Set task
Lift every line from the entries that includes the word "Bottle".

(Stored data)

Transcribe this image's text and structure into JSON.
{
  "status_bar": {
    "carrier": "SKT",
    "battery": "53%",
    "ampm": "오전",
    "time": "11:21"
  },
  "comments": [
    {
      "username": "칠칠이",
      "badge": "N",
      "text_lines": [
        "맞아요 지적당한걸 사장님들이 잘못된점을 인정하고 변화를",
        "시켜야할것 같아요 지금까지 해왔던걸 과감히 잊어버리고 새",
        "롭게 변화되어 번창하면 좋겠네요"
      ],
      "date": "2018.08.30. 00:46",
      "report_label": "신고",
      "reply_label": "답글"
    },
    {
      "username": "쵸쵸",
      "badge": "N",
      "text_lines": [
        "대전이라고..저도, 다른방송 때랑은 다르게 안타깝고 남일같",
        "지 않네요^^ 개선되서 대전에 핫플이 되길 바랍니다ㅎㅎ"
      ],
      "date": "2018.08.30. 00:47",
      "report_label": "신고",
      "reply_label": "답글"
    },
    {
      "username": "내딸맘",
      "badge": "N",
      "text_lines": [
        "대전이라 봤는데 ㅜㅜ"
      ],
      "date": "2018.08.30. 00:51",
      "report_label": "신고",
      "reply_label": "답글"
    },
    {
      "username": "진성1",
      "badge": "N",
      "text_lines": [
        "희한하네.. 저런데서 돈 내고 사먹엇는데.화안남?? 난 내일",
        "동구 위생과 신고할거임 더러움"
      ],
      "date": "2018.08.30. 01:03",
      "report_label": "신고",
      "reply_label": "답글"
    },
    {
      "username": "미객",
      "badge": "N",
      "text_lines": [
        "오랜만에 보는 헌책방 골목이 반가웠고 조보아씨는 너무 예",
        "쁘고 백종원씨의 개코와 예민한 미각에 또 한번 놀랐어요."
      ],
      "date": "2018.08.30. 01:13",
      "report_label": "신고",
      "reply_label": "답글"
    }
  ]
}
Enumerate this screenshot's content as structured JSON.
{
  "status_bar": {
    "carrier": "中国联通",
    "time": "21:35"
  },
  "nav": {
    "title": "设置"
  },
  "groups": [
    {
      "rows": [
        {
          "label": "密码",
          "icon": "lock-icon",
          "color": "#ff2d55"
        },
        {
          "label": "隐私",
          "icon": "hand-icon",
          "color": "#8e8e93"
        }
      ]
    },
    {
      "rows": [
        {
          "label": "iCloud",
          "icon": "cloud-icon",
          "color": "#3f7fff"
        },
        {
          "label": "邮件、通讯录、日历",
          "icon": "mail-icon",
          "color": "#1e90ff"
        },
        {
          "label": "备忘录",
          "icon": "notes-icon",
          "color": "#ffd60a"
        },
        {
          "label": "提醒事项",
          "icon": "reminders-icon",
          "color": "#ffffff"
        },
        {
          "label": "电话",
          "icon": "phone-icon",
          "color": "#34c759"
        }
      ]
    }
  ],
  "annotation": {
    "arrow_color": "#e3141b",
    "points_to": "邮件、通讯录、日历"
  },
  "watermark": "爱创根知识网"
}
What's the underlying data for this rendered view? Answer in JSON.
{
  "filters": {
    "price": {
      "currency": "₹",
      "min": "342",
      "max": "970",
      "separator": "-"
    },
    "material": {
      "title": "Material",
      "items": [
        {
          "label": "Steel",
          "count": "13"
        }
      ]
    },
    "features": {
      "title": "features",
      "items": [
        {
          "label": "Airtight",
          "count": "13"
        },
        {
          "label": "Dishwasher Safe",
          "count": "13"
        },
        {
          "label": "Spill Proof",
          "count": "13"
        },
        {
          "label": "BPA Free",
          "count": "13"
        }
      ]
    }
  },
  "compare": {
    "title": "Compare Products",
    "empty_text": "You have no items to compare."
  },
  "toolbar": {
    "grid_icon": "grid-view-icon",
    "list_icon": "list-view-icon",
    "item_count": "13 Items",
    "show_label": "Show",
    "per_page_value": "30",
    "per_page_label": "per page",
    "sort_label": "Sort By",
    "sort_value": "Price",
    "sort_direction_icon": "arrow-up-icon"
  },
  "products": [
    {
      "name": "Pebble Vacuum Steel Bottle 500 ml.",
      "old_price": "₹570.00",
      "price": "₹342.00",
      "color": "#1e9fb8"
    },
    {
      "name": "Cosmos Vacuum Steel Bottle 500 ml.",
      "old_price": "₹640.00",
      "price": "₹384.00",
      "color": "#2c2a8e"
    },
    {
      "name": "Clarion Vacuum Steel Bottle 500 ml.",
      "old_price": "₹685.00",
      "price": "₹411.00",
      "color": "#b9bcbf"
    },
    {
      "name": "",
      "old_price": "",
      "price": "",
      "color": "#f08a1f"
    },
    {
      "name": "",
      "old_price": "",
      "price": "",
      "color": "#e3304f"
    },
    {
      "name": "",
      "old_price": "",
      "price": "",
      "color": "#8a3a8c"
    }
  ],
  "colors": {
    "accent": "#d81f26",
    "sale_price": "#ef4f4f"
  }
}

Result below
      "name": "Pebble Vacuum Steel Bottle 500 ml.",
      "name": "Cosmos Vacuum Steel Bottle 500 ml.",
      "name": "Clarion Vacuum Steel Bottle 500 ml.",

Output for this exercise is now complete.